- TO DO -
Write out all lines holding the word "name".

— begin RECORDS —

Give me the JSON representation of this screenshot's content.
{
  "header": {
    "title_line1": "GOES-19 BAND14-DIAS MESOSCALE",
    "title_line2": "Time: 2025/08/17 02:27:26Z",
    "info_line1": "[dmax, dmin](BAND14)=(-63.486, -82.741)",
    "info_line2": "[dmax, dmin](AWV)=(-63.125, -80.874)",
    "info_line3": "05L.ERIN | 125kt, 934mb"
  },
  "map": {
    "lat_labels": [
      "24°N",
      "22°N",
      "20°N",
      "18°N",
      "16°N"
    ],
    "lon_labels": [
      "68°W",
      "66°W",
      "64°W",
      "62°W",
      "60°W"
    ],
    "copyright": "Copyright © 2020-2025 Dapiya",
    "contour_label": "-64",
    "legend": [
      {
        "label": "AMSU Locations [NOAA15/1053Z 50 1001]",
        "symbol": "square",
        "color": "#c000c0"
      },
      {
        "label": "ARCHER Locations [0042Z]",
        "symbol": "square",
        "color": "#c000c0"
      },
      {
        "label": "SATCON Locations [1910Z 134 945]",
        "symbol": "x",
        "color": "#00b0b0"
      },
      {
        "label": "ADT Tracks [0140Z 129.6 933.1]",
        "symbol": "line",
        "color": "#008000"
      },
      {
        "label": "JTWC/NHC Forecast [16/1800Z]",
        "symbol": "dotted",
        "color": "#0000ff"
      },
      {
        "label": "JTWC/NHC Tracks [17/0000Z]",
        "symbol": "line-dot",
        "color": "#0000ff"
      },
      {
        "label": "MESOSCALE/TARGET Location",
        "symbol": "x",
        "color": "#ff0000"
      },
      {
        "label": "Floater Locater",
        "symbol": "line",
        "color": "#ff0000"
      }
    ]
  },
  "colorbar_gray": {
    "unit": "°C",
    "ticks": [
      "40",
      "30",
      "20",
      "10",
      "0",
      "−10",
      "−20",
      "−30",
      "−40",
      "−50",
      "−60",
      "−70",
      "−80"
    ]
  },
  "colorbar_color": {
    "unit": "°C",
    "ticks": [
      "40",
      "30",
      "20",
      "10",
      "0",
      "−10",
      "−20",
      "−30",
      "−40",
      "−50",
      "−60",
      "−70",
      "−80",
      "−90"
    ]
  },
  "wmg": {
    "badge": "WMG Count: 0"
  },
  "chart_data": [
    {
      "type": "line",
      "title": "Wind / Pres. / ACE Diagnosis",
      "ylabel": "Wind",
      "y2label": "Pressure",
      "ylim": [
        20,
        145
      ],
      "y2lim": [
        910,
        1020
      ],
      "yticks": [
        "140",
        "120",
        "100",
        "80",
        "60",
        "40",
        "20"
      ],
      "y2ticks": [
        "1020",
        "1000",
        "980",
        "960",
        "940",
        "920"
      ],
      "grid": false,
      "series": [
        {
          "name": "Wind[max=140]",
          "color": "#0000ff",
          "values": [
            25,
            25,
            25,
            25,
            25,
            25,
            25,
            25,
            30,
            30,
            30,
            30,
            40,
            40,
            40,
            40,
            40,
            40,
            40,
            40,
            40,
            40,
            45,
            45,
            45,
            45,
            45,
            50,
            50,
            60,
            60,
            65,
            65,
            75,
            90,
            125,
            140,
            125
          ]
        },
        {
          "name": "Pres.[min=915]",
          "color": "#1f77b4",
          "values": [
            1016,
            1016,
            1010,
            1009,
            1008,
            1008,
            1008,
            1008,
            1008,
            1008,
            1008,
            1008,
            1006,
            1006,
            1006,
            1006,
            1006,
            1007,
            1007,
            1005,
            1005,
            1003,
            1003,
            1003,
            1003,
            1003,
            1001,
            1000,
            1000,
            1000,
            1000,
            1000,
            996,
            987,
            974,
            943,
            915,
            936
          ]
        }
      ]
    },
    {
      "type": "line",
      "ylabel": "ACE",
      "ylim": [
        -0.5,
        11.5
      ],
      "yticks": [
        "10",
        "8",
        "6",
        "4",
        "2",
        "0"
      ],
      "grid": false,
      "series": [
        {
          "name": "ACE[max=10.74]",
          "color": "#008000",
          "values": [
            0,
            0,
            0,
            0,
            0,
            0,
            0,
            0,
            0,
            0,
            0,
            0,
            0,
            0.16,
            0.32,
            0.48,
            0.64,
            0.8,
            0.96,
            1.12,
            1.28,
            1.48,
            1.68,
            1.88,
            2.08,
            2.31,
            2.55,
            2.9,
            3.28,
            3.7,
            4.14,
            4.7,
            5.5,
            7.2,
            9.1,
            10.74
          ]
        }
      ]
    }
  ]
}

— end RECORDS —

- WRITTEN ANSWER -
          "name": "Wind[max=140]",
          "name": "Pres.[min=915]",
          "name": "ACE[max=10.74]",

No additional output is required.